Recorded data:
○ ○ ○ ○ ○

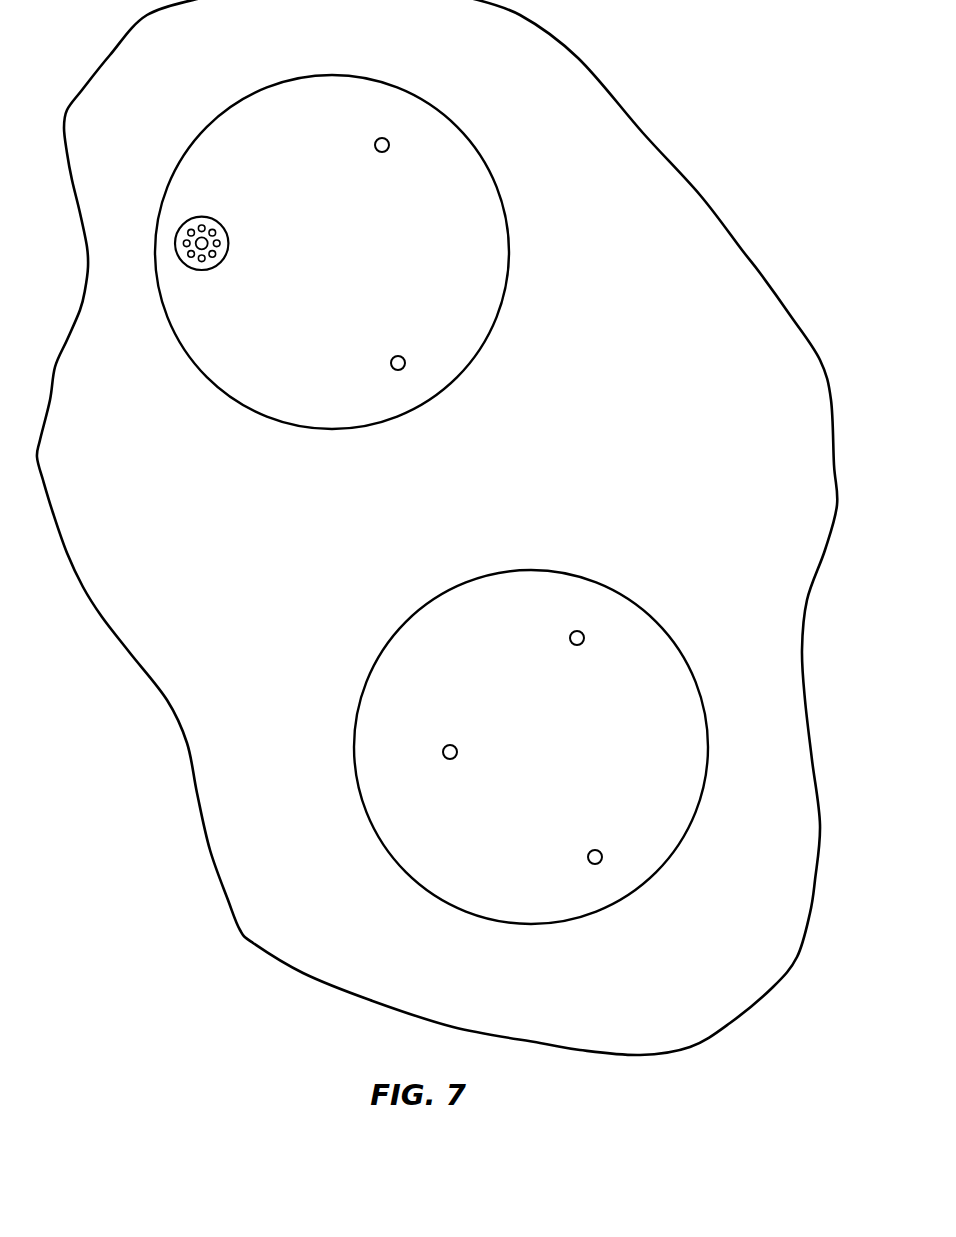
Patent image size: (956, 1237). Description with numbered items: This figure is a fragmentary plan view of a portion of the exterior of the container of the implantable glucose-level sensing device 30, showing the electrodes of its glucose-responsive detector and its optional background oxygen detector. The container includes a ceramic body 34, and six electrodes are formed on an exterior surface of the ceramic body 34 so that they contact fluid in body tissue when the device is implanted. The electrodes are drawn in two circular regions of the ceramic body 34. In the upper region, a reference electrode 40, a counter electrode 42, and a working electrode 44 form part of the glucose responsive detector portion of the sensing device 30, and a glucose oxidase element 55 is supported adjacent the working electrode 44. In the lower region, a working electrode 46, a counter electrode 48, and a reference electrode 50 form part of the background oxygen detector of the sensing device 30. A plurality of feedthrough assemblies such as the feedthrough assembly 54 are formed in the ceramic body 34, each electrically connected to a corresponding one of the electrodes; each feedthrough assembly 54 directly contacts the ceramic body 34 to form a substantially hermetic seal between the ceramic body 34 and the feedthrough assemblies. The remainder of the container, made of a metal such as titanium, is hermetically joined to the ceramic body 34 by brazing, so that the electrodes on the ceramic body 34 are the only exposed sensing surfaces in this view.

The implantable glucose-level sensing device 30 is at (645, 133).
The ceramic body 34 is at (645, 318).
The reference electrode 40 is at (379, 138).
The counter electrode 42 is at (396, 356).
The working electrode 44 is at (203, 261).
The working electrode 46 is at (575, 631).
The counter electrode 48 is at (593, 850).
The reference electrode 50 is at (448, 745).
The feedthrough assembly 54 is at (229, 245).
The glucose oxidase element 55 is at (203, 217).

○ ○ ○ ○ ○

What is expected:
Set down the whole listing above word for word, leaving the picture out of your answer.

Exercise solution:
Patent image size: (956, 1237). Description with numbered items: This figure is a fragmentary plan view of a portion of the exterior of the container of the implantable glucose-level sensing device 30, showing the electrodes of its glucose-responsive detector and its optional background oxygen detector. The container includes a ceramic body 34, and six electrodes are formed on an exterior surface of the ceramic body 34 so that they contact fluid in body tissue when the device is implanted. The electrodes are drawn in two circular regions of the ceramic body 34. In the upper region, a reference electrode 40, a counter electrode 42, and a working electrode 44 form part of the glucose responsive detector portion of the sensing device 30, and a glucose oxidase element 55 is supported adjacent the working electrode 44. In the lower region, a working electrode 46, a counter electrode 48, and a reference electrode 50 form part of the background oxygen detector of the sensing device 30. A plurality of feedthrough assemblies such as the feedthrough assembly 54 are formed in the ceramic body 34, each electrically connected to a corresponding one of the electrodes; each feedthrough assembly 54 directly contacts the ceramic body 34 to form a substantially hermetic seal between the ceramic body 34 and the feedthrough assemblies. The remainder of the container, made of a metal such as titanium, is hermetically joined to the ceramic body 34 by brazing, so that the electrodes on the ceramic body 34 are the only exposed sensing surfaces in this view.

The implantable glucose-level sensing device 30 is at (645, 133).
The ceramic body 34 is at (645, 318).
The reference electrode 40 is at (379, 138).
The counter electrode 42 is at (396, 356).
The working electrode 44 is at (203, 261).
The working electrode 46 is at (575, 631).
The counter electrode 48 is at (593, 850).
The reference electrode 50 is at (448, 745).
The feedthrough assembly 54 is at (229, 245).
The glucose oxidase element 55 is at (203, 217).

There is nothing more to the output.